Leave out the pictures, and quote exactly the lines running from the one with "Decode this image" through the last line of the entries below.

== Task material ==

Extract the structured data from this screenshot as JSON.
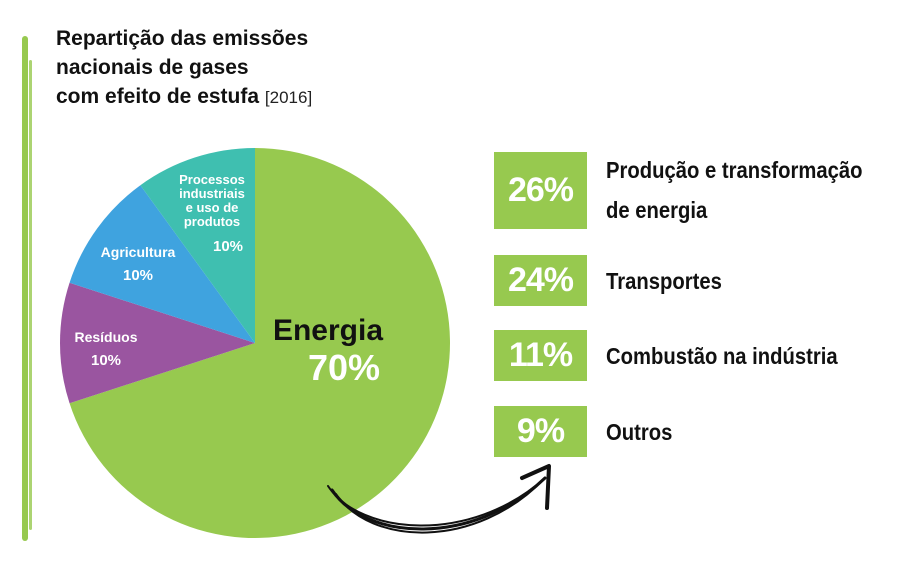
{
  "header": {
    "title_line1": "Repartição das emissões",
    "title_line2": "nacionais de gases",
    "title_line3": "com efeito de estufa",
    "year": "[2016]"
  },
  "colors": {
    "energia": "#97c94f",
    "residuos": "#9a55a0",
    "agricultura": "#3fa3df",
    "processos": "#3fbfb0",
    "arrow": "#111111"
  },
  "chart_data": [
    {
      "type": "pie",
      "title": "Repartição das emissões nacionais de gases com efeito de estufa [2016]",
      "slices": [
        {
          "label_lines": [
            "Energia"
          ],
          "value": 70,
          "value_label": "70%",
          "color": "#97c94f"
        },
        {
          "label_lines": [
            "Resíduos"
          ],
          "value": 10,
          "value_label": "10%",
          "color": "#9a55a0"
        },
        {
          "label_lines": [
            "Agricultura"
          ],
          "value": 10,
          "value_label": "10%",
          "color": "#3fa3df"
        },
        {
          "label_lines": [
            "Processos",
            "industriais",
            "e uso de",
            "produtos"
          ],
          "value": 10,
          "value_label": "10%",
          "color": "#3fbfb0"
        }
      ]
    },
    {
      "type": "table",
      "rows": [
        {
          "value": 26,
          "value_label": "26%",
          "label_lines": [
            "Produção e transformação",
            "de energia"
          ]
        },
        {
          "value": 24,
          "value_label": "24%",
          "label_lines": [
            "Transportes"
          ]
        },
        {
          "value": 11,
          "value_label": "11%",
          "label_lines": [
            "Combustão na indústria"
          ]
        },
        {
          "value": 9,
          "value_label": "9%",
          "label_lines": [
            "Outros"
          ]
        }
      ]
    }
  ]
}
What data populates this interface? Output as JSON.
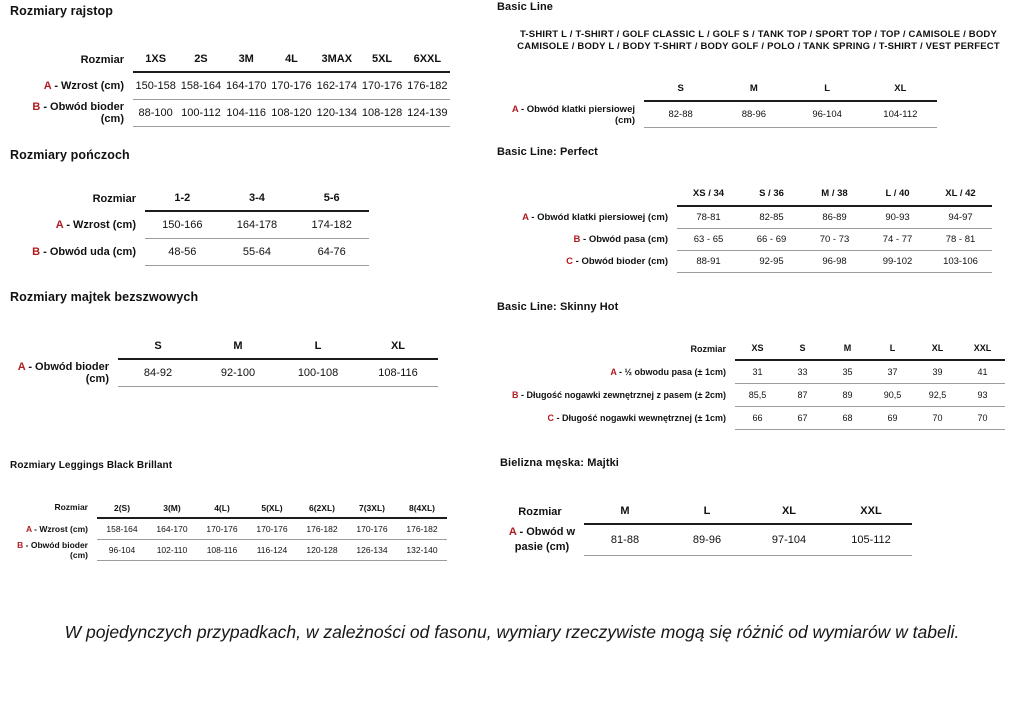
{
  "colors": {
    "accent_red": "#b01b20",
    "text": "#111111",
    "rule_thin": "#9c9c9c",
    "rule_thick": "#1c1c1c"
  },
  "note": "W pojedynczych przypadkach, w zależności od fasonu, wymiary rzeczywiste mogą się różnić od wymiarów w tabeli.",
  "sections": {
    "rajstop": {
      "title": "Rozmiary rajstop",
      "table": {
        "corner_label": "Rozmiar",
        "columns": [
          "1XS",
          "2S",
          "3M",
          "4L",
          "3MAX",
          "5XL",
          "6XXL"
        ],
        "rows": [
          {
            "letter": "A",
            "label": " - Wzrost (cm)",
            "values": [
              "150-158",
              "158-164",
              "164-170",
              "170-176",
              "162-174",
              "170-176",
              "176-182"
            ]
          },
          {
            "letter": "B",
            "label": " - Obwód bioder (cm)",
            "values": [
              "88-100",
              "100-112",
              "104-116",
              "108-120",
              "120-134",
              "108-128",
              "124-139"
            ]
          }
        ]
      }
    },
    "ponczochy": {
      "title": "Rozmiary pończoch",
      "table": {
        "corner_label": "Rozmiar",
        "columns": [
          "1-2",
          "3-4",
          "5-6"
        ],
        "rows": [
          {
            "letter": "A",
            "label": " - Wzrost (cm)",
            "values": [
              "150-166",
              "164-178",
              "174-182"
            ]
          },
          {
            "letter": "B",
            "label": " - Obwód uda (cm)",
            "values": [
              "48-56",
              "55-64",
              "64-76"
            ]
          }
        ]
      }
    },
    "majtek": {
      "title": "Rozmiary majtek bezszwowych",
      "table": {
        "corner_label": "",
        "columns": [
          "S",
          "M",
          "L",
          "XL"
        ],
        "rows": [
          {
            "letter": "A",
            "label": " - Obwód bioder (cm)",
            "values": [
              "84-92",
              "92-100",
              "100-108",
              "108-116"
            ]
          }
        ]
      }
    },
    "leggings": {
      "title": "Rozmiary Leggings Black Brillant",
      "table": {
        "corner_label": "Rozmiar",
        "columns": [
          "2(S)",
          "3(M)",
          "4(L)",
          "5(XL)",
          "6(2XL)",
          "7(3XL)",
          "8(4XL)"
        ],
        "rows": [
          {
            "letter": "A",
            "label": " - Wzrost (cm)",
            "values": [
              "158-164",
              "164-170",
              "170-176",
              "170-176",
              "176-182",
              "170-176",
              "176-182"
            ]
          },
          {
            "letter": "B",
            "label": " - Obwód bioder (cm)",
            "values": [
              "96-104",
              "102-110",
              "108-116",
              "116-124",
              "120-128",
              "126-134",
              "132-140"
            ]
          }
        ]
      }
    },
    "basic": {
      "title": "Basic Line",
      "subtitle": "T-SHIRT L / T-SHIRT / GOLF CLASSIC L / GOLF S / TANK TOP / SPORT TOP / TOP / CAMISOLE / BODY CAMISOLE / BODY L / BODY T-SHIRT / BODY GOLF / POLO / TANK SPRING / T-SHIRT / VEST PERFECT",
      "table": {
        "corner_label": "",
        "columns": [
          "S",
          "M",
          "L",
          "XL"
        ],
        "rows": [
          {
            "letter": "A",
            "label": " - Obwód klatki piersiowej (cm)",
            "values": [
              "82-88",
              "88-96",
              "96-104",
              "104-112"
            ]
          }
        ]
      }
    },
    "perfect": {
      "title": "Basic Line: Perfect",
      "table": {
        "corner_label": "",
        "columns": [
          "XS / 34",
          "S / 36",
          "M / 38",
          "L / 40",
          "XL / 42"
        ],
        "rows": [
          {
            "letter": "A",
            "label": " - Obwód klatki piersiowej (cm)",
            "values": [
              "78-81",
              "82-85",
              "86-89",
              "90-93",
              "94-97"
            ]
          },
          {
            "letter": "B",
            "label": " - Obwód pasa (cm)",
            "values": [
              "63 - 65",
              "66 - 69",
              "70 - 73",
              "74 - 77",
              "78 - 81"
            ]
          },
          {
            "letter": "C",
            "label": " - Obwód bioder (cm)",
            "values": [
              "88-91",
              "92-95",
              "96-98",
              "99-102",
              "103-106"
            ]
          }
        ]
      }
    },
    "skinny": {
      "title": "Basic Line: Skinny Hot",
      "table": {
        "corner_label": "Rozmiar",
        "columns": [
          "XS",
          "S",
          "M",
          "L",
          "XL",
          "XXL"
        ],
        "rows": [
          {
            "letter": "A",
            "label": " - ½ obwodu pasa (± 1cm)",
            "values": [
              "31",
              "33",
              "35",
              "37",
              "39",
              "41"
            ]
          },
          {
            "letter": "B",
            "label": " - Długość nogawki zewnętrznej z pasem (± 2cm)",
            "values": [
              "85,5",
              "87",
              "89",
              "90,5",
              "92,5",
              "93"
            ]
          },
          {
            "letter": "C",
            "label": " - Długość nogawki wewnętrznej (± 1cm)",
            "values": [
              "66",
              "67",
              "68",
              "69",
              "70",
              "70"
            ]
          }
        ]
      }
    },
    "majtki": {
      "title": "Bielizna męska: Majtki",
      "table": {
        "corner_label": "Rozmiar",
        "columns": [
          "M",
          "L",
          "XL",
          "XXL"
        ],
        "rows": [
          {
            "letter": "A",
            "label": " - Obwód w pasie (cm)",
            "values": [
              "81-88",
              "89-96",
              "97-104",
              "105-112"
            ]
          }
        ]
      }
    }
  }
}
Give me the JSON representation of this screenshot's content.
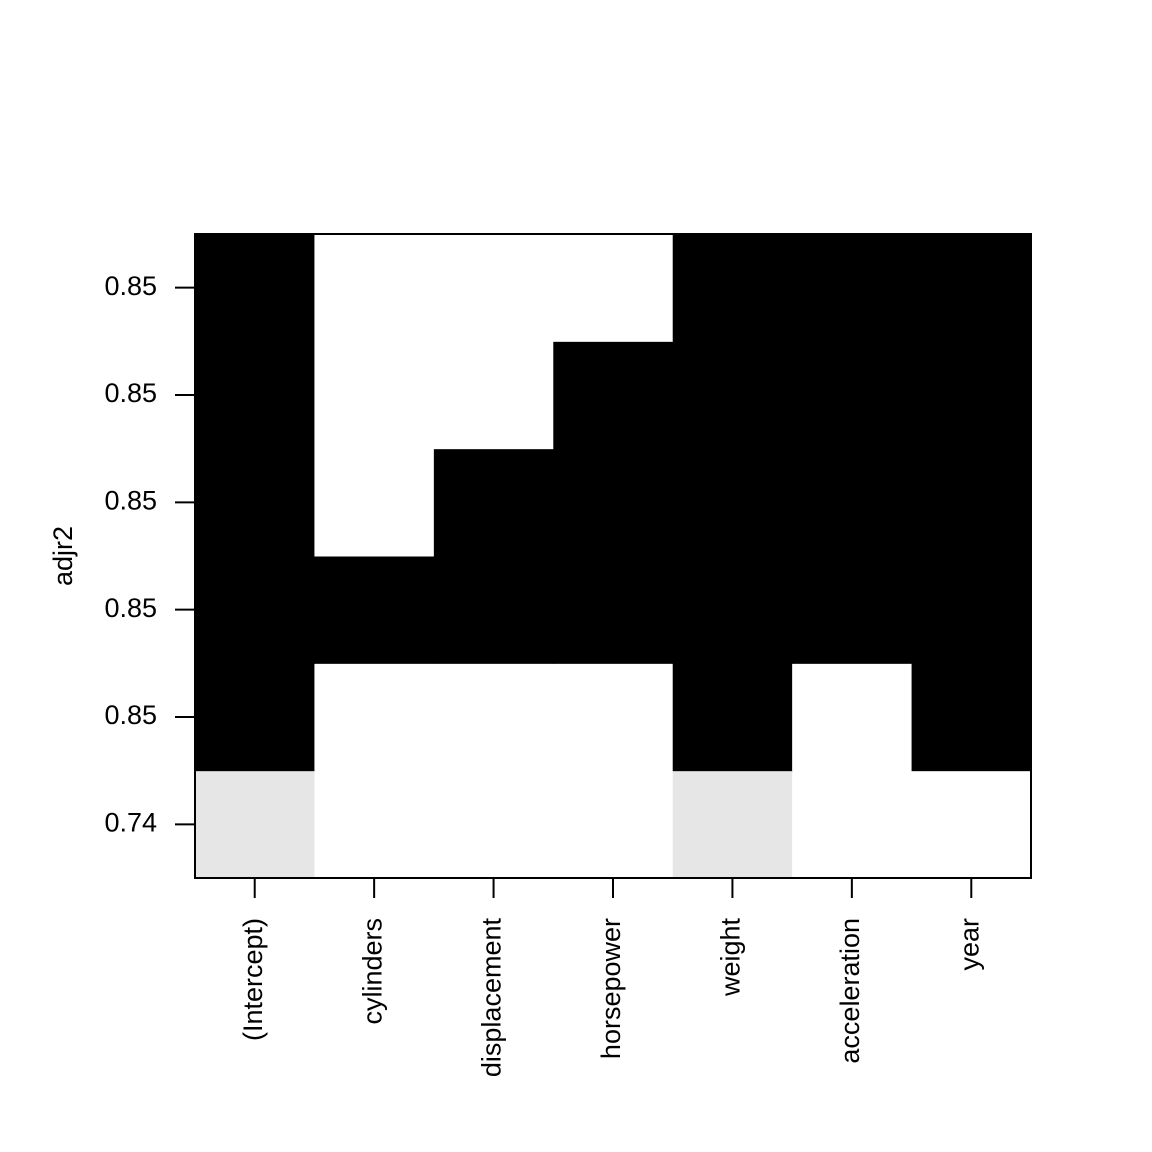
{
  "chart_data": {
    "type": "heatmap",
    "ylabel": "adjr2",
    "categories": [
      "(Intercept)",
      "cylinders",
      "displacement",
      "horsepower",
      "weight",
      "acceleration",
      "year"
    ],
    "empty_color": "#ffffff",
    "rows": [
      {
        "label": 0.74,
        "color": "#e6e6e6",
        "values": [
          1,
          0,
          0,
          0,
          1,
          0,
          0
        ]
      },
      {
        "label": 0.85,
        "color": "#000000",
        "values": [
          1,
          0,
          0,
          0,
          1,
          0,
          1
        ]
      },
      {
        "label": 0.85,
        "color": "#000000",
        "values": [
          1,
          1,
          1,
          1,
          1,
          1,
          1
        ]
      },
      {
        "label": 0.85,
        "color": "#000000",
        "values": [
          1,
          0,
          1,
          1,
          1,
          1,
          1
        ]
      },
      {
        "label": 0.85,
        "color": "#000000",
        "values": [
          1,
          0,
          0,
          1,
          1,
          1,
          1
        ]
      },
      {
        "label": 0.85,
        "color": "#000000",
        "values": [
          1,
          0,
          0,
          0,
          1,
          1,
          1
        ]
      }
    ]
  }
}
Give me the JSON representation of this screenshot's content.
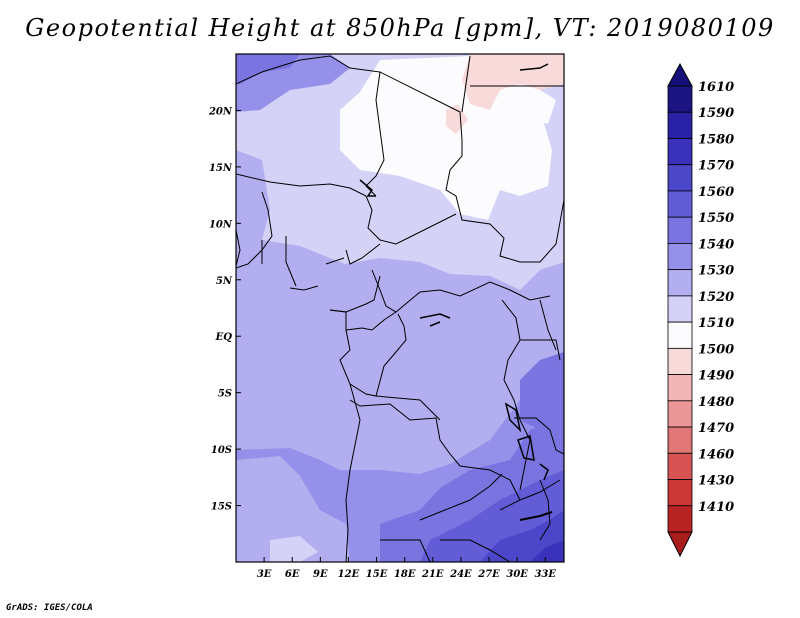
{
  "title": "Geopotential Height at 850hPa [gpm], VT: 2019080109",
  "footer": "GrADS: IGES/COLA",
  "map": {
    "lon_range": [
      0,
      35
    ],
    "lat_range": [
      -20,
      25
    ],
    "lat_ticks": [
      {
        "value": 20,
        "label": "20N"
      },
      {
        "value": 15,
        "label": "15N"
      },
      {
        "value": 10,
        "label": "10N"
      },
      {
        "value": 5,
        "label": "5N"
      },
      {
        "value": 0,
        "label": "EQ"
      },
      {
        "value": -5,
        "label": "5S"
      },
      {
        "value": -10,
        "label": "10S"
      },
      {
        "value": -15,
        "label": "15S"
      }
    ],
    "lon_ticks": [
      {
        "value": 3,
        "label": "3E"
      },
      {
        "value": 6,
        "label": "6E"
      },
      {
        "value": 9,
        "label": "9E"
      },
      {
        "value": 12,
        "label": "12E"
      },
      {
        "value": 15,
        "label": "15E"
      },
      {
        "value": 18,
        "label": "18E"
      },
      {
        "value": 21,
        "label": "21E"
      },
      {
        "value": 24,
        "label": "24E"
      },
      {
        "value": 27,
        "label": "27E"
      },
      {
        "value": 30,
        "label": "30E"
      },
      {
        "value": 33,
        "label": "33E"
      }
    ]
  },
  "colorbar": {
    "levels": [
      {
        "label": "1610",
        "color": "#1c1480"
      },
      {
        "label": "1590",
        "color": "#2a22a6"
      },
      {
        "label": "1580",
        "color": "#3a32bc"
      },
      {
        "label": "1570",
        "color": "#4c46c8"
      },
      {
        "label": "1560",
        "color": "#625cd6"
      },
      {
        "label": "1550",
        "color": "#7a74e0"
      },
      {
        "label": "1540",
        "color": "#9590ea"
      },
      {
        "label": "1530",
        "color": "#b2aeef"
      },
      {
        "label": "1520",
        "color": "#d4d2f6"
      },
      {
        "label": "1510",
        "color": "#fcfcff"
      },
      {
        "label": "1500",
        "color": "#f8dada"
      },
      {
        "label": "1490",
        "color": "#f2b6b6"
      },
      {
        "label": "1480",
        "color": "#ea9696"
      },
      {
        "label": "1470",
        "color": "#e07676"
      },
      {
        "label": "1460",
        "color": "#d85454"
      },
      {
        "label": "1430",
        "color": "#cc3838"
      },
      {
        "label": "1410",
        "color": "#b82424"
      }
    ],
    "top_color": "#16107a",
    "bottom_color": "#a81c1c"
  }
}
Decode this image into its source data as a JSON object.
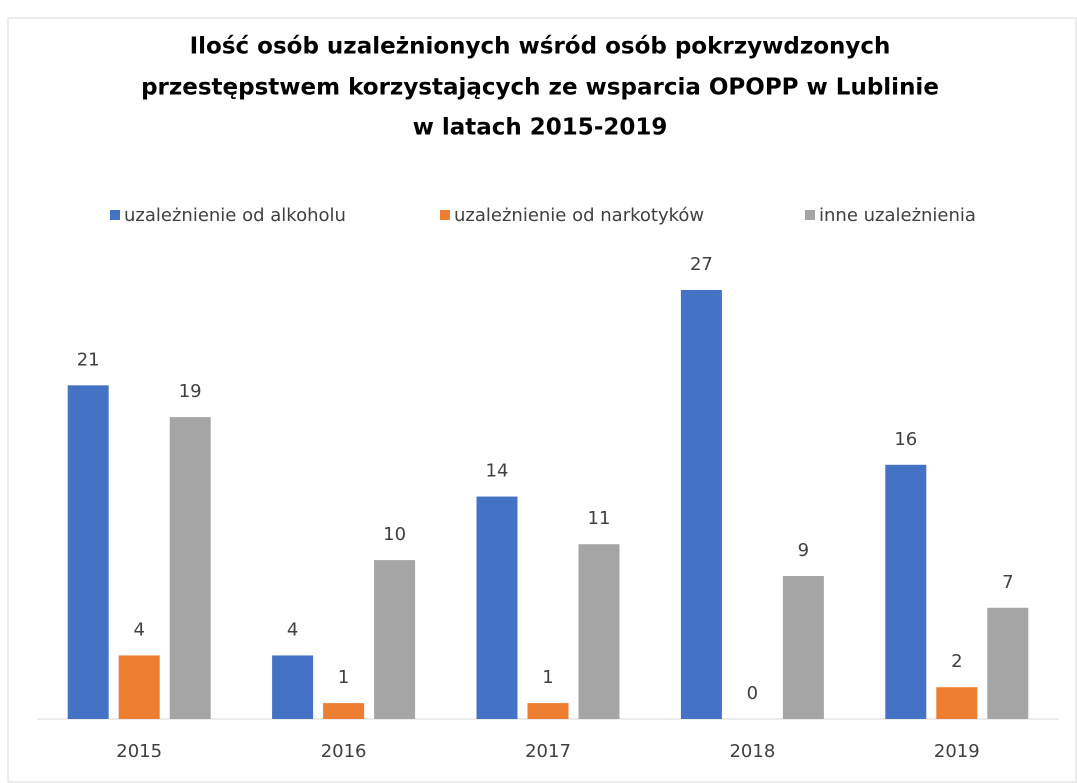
{
  "chart_data": {
    "type": "bar",
    "title": [
      "Ilość osób uzależnionych wśród osób pokrzywdzonych",
      "przestępstwem korzystających ze wsparcia OPOPP w Lublinie",
      "w latach 2015-2019"
    ],
    "categories": [
      "2015",
      "2016",
      "2017",
      "2018",
      "2019"
    ],
    "series": [
      {
        "name": "uzależnienie od alkoholu",
        "color": "#4472c4",
        "values": [
          21,
          4,
          14,
          27,
          16
        ]
      },
      {
        "name": "uzależnienie od narkotyków",
        "color": "#ed7d31",
        "values": [
          4,
          1,
          1,
          0,
          2
        ]
      },
      {
        "name": "inne uzależnienia",
        "color": "#a5a5a5",
        "values": [
          19,
          10,
          11,
          9,
          7
        ]
      }
    ],
    "legend": "top"
  }
}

===

Completed exercise |
Decode this image into its source data as a JSON object.
{
  "chart_data": {
    "type": "bar",
    "title": [
      "Ilość osób uzależnionych wśród osób pokrzywdzonych",
      "przestępstwem korzystających ze wsparcia OPOPP w Lublinie",
      "w latach 2015-2019"
    ],
    "categories": [
      "2015",
      "2016",
      "2017",
      "2018",
      "2019"
    ],
    "series": [
      {
        "name": "uzależnienie od alkoholu",
        "color": "#4472c4",
        "values": [
          21,
          4,
          14,
          27,
          16
        ]
      },
      {
        "name": "uzależnienie od narkotyków",
        "color": "#ed7d31",
        "values": [
          4,
          1,
          1,
          0,
          2
        ]
      },
      {
        "name": "inne uzależnienia",
        "color": "#a5a5a5",
        "values": [
          19,
          10,
          11,
          9,
          7
        ]
      }
    ],
    "legend": "top"
  }
}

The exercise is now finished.